**WHAT TO WORK ON:** Quote all lines below exactly. Images stay out.

**DATASET CONTENT:**
══════════

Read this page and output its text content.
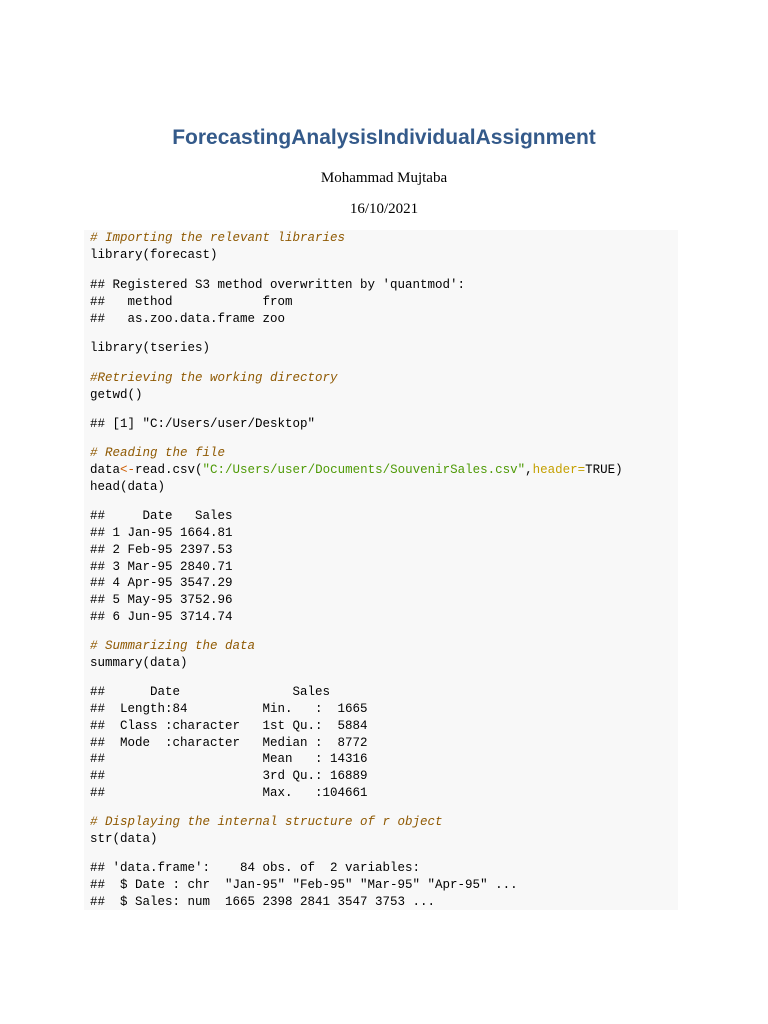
ForecastingAnalysisIndividualAssignment
Mohammad Mujtaba
16/10/2021
# Importing the relevant libraries
library(forecast)
## Registered S3 method overwritten by 'quantmod':
##   method            from
##   as.zoo.data.frame zoo
library(tseries)
#Retrieving the working directory
getwd()
## [1] "C:/Users/user/Desktop"
# Reading the file
data<-read.csv("C:/Users/user/Documents/SouvenirSales.csv",header=TRUE)
head(data)
##     Date   Sales
## 1 Jan-95 1664.81
## 2 Feb-95 2397.53
## 3 Mar-95 2840.71
## 4 Apr-95 3547.29
## 5 May-95 3752.96
## 6 Jun-95 3714.74
# Summarizing the data
summary(data)
##      Date               Sales
##  Length:84          Min.   :  1665
##  Class :character   1st Qu.:  5884
##  Mode  :character   Median :  8772
##                     Mean   : 14316
##                     3rd Qu.: 16889
##                     Max.   :104661
# Displaying the internal structure of r object
str(data)
## 'data.frame':    84 obs. of  2 variables:
##  $ Date : chr  "Jan-95" "Feb-95" "Mar-95" "Apr-95" ...
##  $ Sales: num  1665 2398 2841 3547 3753 ...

══════════

**ANSWER BELOW:**
Read this page and output its text content.
ForecastingAnalysisIndividualAssignment
Mohammad Mujtaba
16/10/2021
# Importing the relevant libraries
library(forecast)
## Registered S3 method overwritten by 'quantmod':
##   method            from
##   as.zoo.data.frame zoo
library(tseries)
#Retrieving the working directory
getwd()
## [1] "C:/Users/user/Desktop"
# Reading the file
data<-read.csv("C:/Users/user/Documents/SouvenirSales.csv",header=TRUE)
head(data)
##     Date   Sales
## 1 Jan-95 1664.81
## 2 Feb-95 2397.53
## 3 Mar-95 2840.71
## 4 Apr-95 3547.29
## 5 May-95 3752.96
## 6 Jun-95 3714.74
# Summarizing the data
summary(data)
##      Date               Sales
##  Length:84          Min.   :  1665
##  Class :character   1st Qu.:  5884
##  Mode  :character   Median :  8772
##                     Mean   : 14316
##                     3rd Qu.: 16889
##                     Max.   :104661
# Displaying the internal structure of r object
str(data)
## 'data.frame':    84 obs. of  2 variables:
##  $ Date : chr  "Jan-95" "Feb-95" "Mar-95" "Apr-95" ...
##  $ Sales: num  1665 2398 2841 3547 3753 ...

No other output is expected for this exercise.